■ **Written request**: In the listing below, locate the lines bearing the word "tăng". Copy every one of them.

■ **Material for this exercise**:
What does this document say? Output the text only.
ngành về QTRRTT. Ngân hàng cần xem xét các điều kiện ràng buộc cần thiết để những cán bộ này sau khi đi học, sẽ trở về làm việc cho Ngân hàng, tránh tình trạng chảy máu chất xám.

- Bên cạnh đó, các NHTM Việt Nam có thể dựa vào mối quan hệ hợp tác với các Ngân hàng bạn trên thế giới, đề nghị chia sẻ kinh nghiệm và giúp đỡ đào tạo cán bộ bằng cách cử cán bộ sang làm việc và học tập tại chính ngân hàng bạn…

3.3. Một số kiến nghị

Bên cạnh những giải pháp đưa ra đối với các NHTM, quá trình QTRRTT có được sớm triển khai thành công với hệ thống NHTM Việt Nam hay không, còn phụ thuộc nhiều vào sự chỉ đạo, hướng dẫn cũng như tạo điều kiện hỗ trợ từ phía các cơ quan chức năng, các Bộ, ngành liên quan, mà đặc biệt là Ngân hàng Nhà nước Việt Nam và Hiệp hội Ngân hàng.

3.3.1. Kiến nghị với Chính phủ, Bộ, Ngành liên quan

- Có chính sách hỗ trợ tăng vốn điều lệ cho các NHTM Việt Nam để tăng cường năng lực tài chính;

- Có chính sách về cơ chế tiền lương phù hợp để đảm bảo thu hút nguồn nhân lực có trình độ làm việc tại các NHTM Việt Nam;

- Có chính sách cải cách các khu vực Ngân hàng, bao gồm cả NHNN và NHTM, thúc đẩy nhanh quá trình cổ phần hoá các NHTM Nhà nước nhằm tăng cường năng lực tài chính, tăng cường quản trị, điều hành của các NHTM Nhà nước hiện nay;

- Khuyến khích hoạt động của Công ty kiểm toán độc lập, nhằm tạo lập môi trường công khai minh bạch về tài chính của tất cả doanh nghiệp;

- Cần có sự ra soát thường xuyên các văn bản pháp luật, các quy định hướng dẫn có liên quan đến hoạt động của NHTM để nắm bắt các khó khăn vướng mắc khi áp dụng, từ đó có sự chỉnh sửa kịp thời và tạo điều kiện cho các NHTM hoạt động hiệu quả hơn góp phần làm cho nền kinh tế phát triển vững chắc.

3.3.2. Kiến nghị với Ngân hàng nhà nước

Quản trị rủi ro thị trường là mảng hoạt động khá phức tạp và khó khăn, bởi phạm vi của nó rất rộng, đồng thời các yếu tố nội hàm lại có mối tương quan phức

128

■ **The answer**:
- Có chính sách hỗ trợ tăng vốn điều lệ cho các NHTM Việt Nam để tăng cường năng lực tài chính;
- Có chính sách cải cách các khu vực Ngân hàng, bao gồm cả NHNN và NHTM, thúc đẩy nhanh quá trình cổ phần hoá các NHTM Nhà nước nhằm tăng cường năng lực tài chính, tăng cường quản trị, điều hành của các NHTM Nhà nước hiện nay;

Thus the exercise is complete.